##### PAGE #####

Registered Charity 1005211

1. Objects, Powers and Method of Governance

Click here to see the Objects and Powers of the Furness Railway Trust.

The business of the Furness Railway Trust (an unincorporated association) is managed by a Committee in accordance with a constitution approved by the Charity Commission. The Committee is elected at each Annual General Meeting. Three Trustees are elected to stand for a period of three years, one Trustee standing for re-election each year. All other members of the Committee are elected annually. The Committee meets on a number of occasions throughout the year in order to manage the Trust's affairs and agree required courses of action.

The Trust's banker is the Royal Bank of Scotland, Talbot Square, Blackpool FY1 1LE.

The Trust's Independent Examiner is Mrs. M.L. Shrapnel ACMA, Midway House, Brow Edge Road, Backbarrow, Ulverston, Cumbria. LA12 8QT

2. Trustees and Committee Members

The following were the appointed Trustees and Committee Members of the Furness Railway Trust during 2003:

Trustees: N.R. Gard
  J. Houghton
  J.M. Kay Snr.
Committee Members: T.D. Owen (Chairman)
  D.M. Hewlett
  J.M. Kay Jnr.
  D.A. Rimmer
  E.V. Smith
  N. Smith
  J.E. Tricker
  Mrs. L. Weldon

Mr N.R. Gard was re-elected as a Trustee for a three-year period at the Annual General Meeting on 5th April 2003.

3. Summary of Activities

The restoration of the Furness Railway Trust's Victorian, former North London Railway (NLR) coach body, funded mainly by the Heritage Lottery Fund, was completed to schedule and within budget. Whilst restoration of the structure of this historic vehicle was contracted out to the Appleby Training and Heritage Centre, Trust volunteers undertook the project management work and the application of the internal and external finishes to the coach body and chassis. The coach was safely transported from the Appleby Training & Heritage Centre to the Trust's base, the Lakeside & Haverthwaite Railway, on 27th March, an event that evoked considerable press coverage.

The vehicle passed its examination by Her Majesty's Railway Inspectorate, under the Railways and Other Tramways Regulations, 1994, and was granted an exemption to allow legal operation under the Rail Vehicle Accessibility Regulations, 1998. The coach then successfully entered passenger service on charters and evening 'Victorian Train' services, to much acclaim.

As a direct result of the NLR coach project, the Trust was gifted a second unique coach body, built for the same railway, which was transferred from a garden in Solihull to safe storage at Appleby on 25th March. Restoration of this vehicle will depend on suitable long-term covered accommodation being found.

##### EXCERPTED DATA #####

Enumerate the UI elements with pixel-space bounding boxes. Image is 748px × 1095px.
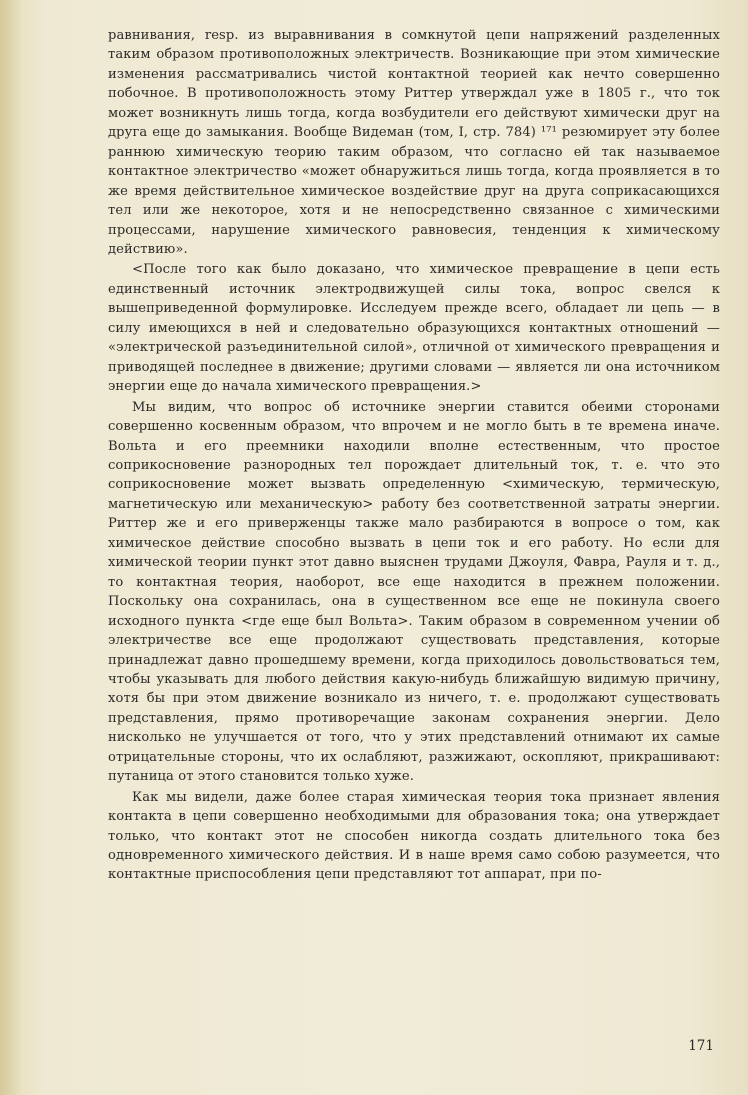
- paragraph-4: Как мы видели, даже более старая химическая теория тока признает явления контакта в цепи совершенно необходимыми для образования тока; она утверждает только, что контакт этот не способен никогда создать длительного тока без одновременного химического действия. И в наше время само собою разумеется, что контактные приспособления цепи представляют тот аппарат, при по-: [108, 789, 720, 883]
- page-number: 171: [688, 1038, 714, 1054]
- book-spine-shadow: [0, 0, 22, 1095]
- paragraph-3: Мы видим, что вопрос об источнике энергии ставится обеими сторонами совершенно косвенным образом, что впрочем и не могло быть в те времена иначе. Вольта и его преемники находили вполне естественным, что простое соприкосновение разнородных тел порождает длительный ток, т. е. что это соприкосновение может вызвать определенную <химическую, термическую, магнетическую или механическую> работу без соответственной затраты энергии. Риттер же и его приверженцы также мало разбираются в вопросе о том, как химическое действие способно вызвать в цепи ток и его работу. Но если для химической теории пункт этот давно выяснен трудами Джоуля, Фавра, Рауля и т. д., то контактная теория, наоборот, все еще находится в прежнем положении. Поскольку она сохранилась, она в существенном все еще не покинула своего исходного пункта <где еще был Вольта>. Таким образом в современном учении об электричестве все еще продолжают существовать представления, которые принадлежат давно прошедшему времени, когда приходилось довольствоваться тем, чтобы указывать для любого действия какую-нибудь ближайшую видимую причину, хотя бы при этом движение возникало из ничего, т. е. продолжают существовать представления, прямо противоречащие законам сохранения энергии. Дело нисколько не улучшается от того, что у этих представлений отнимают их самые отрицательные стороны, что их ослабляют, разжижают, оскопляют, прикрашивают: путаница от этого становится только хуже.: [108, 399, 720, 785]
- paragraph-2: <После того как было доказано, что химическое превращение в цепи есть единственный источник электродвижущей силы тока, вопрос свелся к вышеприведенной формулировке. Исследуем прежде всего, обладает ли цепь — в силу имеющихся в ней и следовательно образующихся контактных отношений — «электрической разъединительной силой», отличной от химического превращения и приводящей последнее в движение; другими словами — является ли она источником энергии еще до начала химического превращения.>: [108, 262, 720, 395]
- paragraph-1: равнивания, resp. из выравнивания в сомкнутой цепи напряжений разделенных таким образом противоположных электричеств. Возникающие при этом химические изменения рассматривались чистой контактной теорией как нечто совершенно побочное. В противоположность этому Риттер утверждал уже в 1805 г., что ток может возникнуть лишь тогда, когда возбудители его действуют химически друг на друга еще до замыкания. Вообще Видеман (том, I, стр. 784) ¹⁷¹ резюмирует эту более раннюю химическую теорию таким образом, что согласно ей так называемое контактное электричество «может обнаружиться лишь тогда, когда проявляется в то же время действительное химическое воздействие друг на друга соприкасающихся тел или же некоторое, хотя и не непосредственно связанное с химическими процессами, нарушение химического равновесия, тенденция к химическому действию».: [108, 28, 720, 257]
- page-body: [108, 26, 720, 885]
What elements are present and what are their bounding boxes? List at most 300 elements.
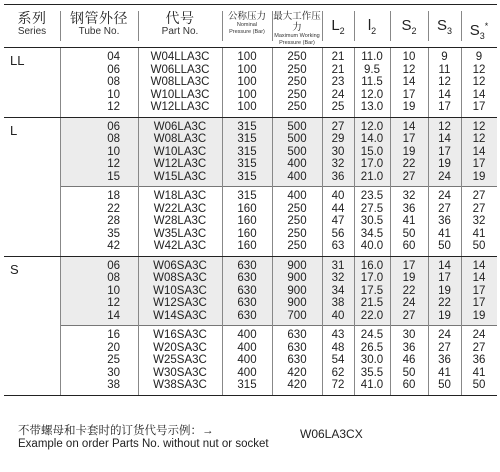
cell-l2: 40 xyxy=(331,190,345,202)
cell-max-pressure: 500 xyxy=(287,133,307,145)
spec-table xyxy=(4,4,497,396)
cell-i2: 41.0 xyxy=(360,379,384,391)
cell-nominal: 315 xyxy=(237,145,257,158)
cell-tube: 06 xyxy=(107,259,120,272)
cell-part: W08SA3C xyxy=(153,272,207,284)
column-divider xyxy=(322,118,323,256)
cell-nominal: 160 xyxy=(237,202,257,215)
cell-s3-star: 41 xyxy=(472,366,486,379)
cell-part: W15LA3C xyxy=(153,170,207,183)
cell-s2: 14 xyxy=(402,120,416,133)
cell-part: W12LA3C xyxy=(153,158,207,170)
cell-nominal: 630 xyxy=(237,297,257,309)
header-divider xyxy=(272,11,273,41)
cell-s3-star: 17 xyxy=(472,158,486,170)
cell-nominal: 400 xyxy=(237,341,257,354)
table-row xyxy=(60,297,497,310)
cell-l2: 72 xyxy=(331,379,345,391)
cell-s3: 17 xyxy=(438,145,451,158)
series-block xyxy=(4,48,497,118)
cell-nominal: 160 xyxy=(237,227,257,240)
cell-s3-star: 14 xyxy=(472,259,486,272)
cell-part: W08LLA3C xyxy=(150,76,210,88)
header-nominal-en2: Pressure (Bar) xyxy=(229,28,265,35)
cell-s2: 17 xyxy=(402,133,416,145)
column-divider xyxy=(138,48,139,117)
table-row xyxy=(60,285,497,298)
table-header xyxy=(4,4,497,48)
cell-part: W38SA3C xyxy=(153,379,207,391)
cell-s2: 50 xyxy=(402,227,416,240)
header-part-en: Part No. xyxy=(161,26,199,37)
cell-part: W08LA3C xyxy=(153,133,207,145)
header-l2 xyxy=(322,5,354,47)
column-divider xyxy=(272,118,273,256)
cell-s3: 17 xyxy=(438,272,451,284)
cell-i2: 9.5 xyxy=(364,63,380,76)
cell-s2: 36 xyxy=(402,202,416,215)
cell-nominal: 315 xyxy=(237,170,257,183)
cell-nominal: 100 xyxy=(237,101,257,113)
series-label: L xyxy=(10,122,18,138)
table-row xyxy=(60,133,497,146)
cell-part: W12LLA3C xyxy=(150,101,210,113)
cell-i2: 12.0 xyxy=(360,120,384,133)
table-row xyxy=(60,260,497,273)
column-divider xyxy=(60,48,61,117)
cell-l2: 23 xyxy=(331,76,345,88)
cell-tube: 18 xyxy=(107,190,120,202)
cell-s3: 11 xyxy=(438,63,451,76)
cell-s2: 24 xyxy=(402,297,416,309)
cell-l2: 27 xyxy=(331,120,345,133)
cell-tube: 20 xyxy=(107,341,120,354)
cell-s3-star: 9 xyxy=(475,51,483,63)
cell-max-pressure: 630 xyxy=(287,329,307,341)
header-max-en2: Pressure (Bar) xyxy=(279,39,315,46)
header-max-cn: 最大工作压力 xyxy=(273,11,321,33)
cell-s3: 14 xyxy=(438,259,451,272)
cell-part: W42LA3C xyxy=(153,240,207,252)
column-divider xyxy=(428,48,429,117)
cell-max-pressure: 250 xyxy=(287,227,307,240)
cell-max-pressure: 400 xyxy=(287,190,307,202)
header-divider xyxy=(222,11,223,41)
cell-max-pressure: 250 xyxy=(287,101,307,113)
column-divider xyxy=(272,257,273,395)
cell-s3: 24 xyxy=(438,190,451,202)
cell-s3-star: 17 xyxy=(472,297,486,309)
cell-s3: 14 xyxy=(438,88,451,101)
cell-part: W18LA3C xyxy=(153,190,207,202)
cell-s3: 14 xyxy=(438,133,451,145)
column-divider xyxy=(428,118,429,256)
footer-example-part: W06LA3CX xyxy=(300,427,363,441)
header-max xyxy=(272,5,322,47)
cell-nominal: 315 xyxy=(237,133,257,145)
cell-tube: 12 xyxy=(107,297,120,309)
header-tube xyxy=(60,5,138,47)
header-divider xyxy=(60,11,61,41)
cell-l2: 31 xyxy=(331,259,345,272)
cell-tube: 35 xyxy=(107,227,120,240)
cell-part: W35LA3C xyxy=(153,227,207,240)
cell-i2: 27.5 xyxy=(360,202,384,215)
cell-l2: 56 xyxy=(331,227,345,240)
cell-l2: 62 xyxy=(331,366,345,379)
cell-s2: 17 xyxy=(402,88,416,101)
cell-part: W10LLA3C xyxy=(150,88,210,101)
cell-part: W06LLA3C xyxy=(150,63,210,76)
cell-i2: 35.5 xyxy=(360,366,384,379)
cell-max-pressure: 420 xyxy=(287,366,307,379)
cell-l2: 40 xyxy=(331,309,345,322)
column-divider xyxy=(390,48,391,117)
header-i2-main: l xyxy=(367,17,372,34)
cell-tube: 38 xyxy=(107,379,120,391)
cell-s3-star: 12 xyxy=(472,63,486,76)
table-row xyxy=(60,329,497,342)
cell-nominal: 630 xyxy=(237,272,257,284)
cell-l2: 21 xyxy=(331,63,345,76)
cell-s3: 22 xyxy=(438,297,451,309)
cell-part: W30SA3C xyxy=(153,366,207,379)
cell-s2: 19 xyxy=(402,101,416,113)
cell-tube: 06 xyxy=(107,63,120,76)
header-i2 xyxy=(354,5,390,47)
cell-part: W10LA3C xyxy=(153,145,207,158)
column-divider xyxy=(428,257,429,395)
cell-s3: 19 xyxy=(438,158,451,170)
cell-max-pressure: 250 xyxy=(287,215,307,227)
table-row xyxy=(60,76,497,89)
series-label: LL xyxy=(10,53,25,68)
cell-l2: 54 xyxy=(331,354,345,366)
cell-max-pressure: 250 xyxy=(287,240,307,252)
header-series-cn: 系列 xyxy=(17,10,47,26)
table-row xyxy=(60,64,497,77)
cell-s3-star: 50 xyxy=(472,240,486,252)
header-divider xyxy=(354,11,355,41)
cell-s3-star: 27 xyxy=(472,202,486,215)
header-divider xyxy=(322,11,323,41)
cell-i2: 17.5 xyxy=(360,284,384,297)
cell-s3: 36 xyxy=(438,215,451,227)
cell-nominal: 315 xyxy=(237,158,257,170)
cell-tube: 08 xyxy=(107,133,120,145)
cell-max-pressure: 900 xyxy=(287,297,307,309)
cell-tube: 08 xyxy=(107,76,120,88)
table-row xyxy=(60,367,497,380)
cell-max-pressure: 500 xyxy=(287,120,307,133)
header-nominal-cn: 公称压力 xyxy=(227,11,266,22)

#####

> [YOUR TASK] Carry on the Furness Railway Trust annual report from its final sentence, in the same style.

> [WRITTEN RESPONSE]
The standard of work achieved by the Trust in its restoration activities was again recognised when the National Railway Museum requested the presence of the North London Railway coach and Furness Railway locomotive No. 20 at the week-long Railfest 2004 celebrations, to be held at York at the end of May.

The Trust's other major restoration project, former Great Western Railway 0-6-2T locomotive No. 5643, progressed satisfactorily during the year. The overhaul of the boiler had, as previously reported, been contracted to Steamtown Railway Museum at Carnforth; this work is expected to be completed early in 2004. Meanwhile, Trust volunteers have been assembling the locomotive's motion on the frames at Haverthwaite, with a view to this task being completed in time for the return of the boiler. It is now hoped that the locomotive will be returned to operation during 2004 after a layoff of over forty years. All the expenditure on this project, over the last seventeen years, has been funded by entirely by donations and the Trust's own fund-raising activities; no grants have been received.

As a result of a Risks and Vulnerabilities review during 2002, the Trustees awarded a contract, after a competitive tendering process, to Porter-Brown Solutions and MJN Associates for the preparation of an Options Analysis Report; the work, the majority of which was externally funded, was completed in the second half of 2003. Taking into account the limited space available at Haverthwaite, the Report confirmed the need for the Trust to identify suitable accommodation elsewhere to display and maintain some items of its collection of railway rolling stock and other historical artefacts. The Trustees are currently seeking further external funding in order to commission a professionally prepared feasibility study and business plan. During 2004, the Trustees explored the possibility of purchasing the former Cumbria County Council Highways Depot, close to Haverthwaite Station, which was offered for sale by open tender. This initiative was suspended, however, after the Planning Officer for the Lake District National Park indicated that he would oppose planning permission for the Trust to use the site as a maintenance and storage depot for rail vehicles.

Fund raising activities were concentrated through the sales stand, which visited various transport related events in the North West to promote the activities of the Trust, and the proceeds of concerts performed by the Trust's folk group, Live Steam.

All activities of the Furness Railway Trust are undertaken by volunteers. There are no paid staff employed by the Trust.

4. Financial Position

The Trust's accounts show net outgoing resources of £5,913 and a cash holding of £30,154 at the end of the year. They have been prepared in accordance with the Trust's constitution and to the requirements of the Statement of Recommended Practice for Accounting and Reporting by Charities.

Incoming Resources during 2003, £32,065, were lower than 2002, mainly due to a reduction in grant income as the restoration of the North London Railway coach drew to a conclusion in the first quarter of the year. £5,000 of external grant funding was received to assist with the production of the Options Analysis Report by consultants, which cost £5,757.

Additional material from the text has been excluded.